[TASK OBJECTIVE] The records that follow should be retyped word for word.

[DATA RECORDS]
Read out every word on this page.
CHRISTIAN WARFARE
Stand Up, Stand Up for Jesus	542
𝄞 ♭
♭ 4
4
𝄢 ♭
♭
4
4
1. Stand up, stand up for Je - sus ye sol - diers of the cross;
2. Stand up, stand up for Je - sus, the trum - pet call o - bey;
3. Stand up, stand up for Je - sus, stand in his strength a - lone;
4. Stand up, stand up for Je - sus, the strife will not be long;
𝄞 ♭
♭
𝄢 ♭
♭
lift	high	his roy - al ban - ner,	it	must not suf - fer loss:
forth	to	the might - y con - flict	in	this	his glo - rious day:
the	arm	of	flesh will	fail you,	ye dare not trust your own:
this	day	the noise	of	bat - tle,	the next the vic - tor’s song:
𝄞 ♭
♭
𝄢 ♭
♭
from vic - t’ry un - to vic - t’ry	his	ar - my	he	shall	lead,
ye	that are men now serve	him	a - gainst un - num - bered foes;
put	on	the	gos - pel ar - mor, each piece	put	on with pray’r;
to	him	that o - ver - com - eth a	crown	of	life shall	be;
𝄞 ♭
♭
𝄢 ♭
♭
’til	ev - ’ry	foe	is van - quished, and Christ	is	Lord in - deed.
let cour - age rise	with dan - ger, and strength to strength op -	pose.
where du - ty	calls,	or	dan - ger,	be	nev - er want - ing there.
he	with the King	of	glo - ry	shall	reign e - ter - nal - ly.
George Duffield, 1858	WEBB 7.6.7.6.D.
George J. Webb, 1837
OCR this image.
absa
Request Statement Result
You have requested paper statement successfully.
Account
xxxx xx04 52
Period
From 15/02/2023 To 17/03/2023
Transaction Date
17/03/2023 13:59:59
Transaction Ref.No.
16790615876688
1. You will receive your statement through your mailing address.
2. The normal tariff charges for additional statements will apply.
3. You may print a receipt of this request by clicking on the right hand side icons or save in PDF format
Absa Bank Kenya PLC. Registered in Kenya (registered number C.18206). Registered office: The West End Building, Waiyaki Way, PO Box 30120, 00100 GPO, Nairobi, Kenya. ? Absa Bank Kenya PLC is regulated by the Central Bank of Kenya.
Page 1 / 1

[ANSWER TO THE PROBLEM]
Read out every word on this page.
CHRISTIAN WARFARE
Stand Up, Stand Up for Jesus	542
𝄞 ♭
♭ 4
4
𝄢 ♭
♭
4
4
1. Stand up, stand up for Je - sus ye sol - diers of the cross;
2. Stand up, stand up for Je - sus, the trum - pet call o - bey;
3. Stand up, stand up for Je - sus, stand in his strength a - lone;
4. Stand up, stand up for Je - sus, the strife will not be long;
𝄞 ♭
♭
𝄢 ♭
♭
lift	high	his roy - al ban - ner,	it	must not suf - fer loss:
forth	to	the might - y con - flict	in	this	his glo - rious day:
the	arm	of	flesh will	fail you,	ye dare not trust your own:
this	day	the noise	of	bat - tle,	the next the vic - tor’s song:
𝄞 ♭
♭
𝄢 ♭
♭
from vic - t’ry un - to vic - t’ry	his	ar - my	he	shall	lead,
ye	that are men now serve	him	a - gainst un - num - bered foes;
put	on	the	gos - pel ar - mor, each piece	put	on with pray’r;
to	him	that o - ver - com - eth a	crown	of	life shall	be;
𝄞 ♭
♭
𝄢 ♭
♭
’til	ev - ’ry	foe	is van - quished, and Christ	is	Lord in - deed.
let cour - age rise	with dan - ger, and strength to strength op -	pose.
where du - ty	calls,	or	dan - ger,	be	nev - er want - ing there.
he	with the King	of	glo - ry	shall	reign e - ter - nal - ly.
George Duffield, 1858	WEBB 7.6.7.6.D.
George J. Webb, 1837
OCR this image.
absa
Request Statement Result
You have requested paper statement successfully.
Account
xxxx xx04 52
Period
From 15/02/2023 To 17/03/2023
Transaction Date
17/03/2023 13:59:59
Transaction Ref.No.
16790615876688
1. You will receive your statement through your mailing address.
2. The normal tariff charges for additional statements will apply.
3. You may print a receipt of this request by clicking on the right hand side icons or save in PDF format
Absa Bank Kenya PLC. Registered in Kenya (registered number C.18206). Registered office: The West End Building, Waiyaki Way, PO Box 30120, 00100 GPO, Nairobi, Kenya. ? Absa Bank Kenya PLC is regulated by the Central Bank of Kenya.
Page 1 / 1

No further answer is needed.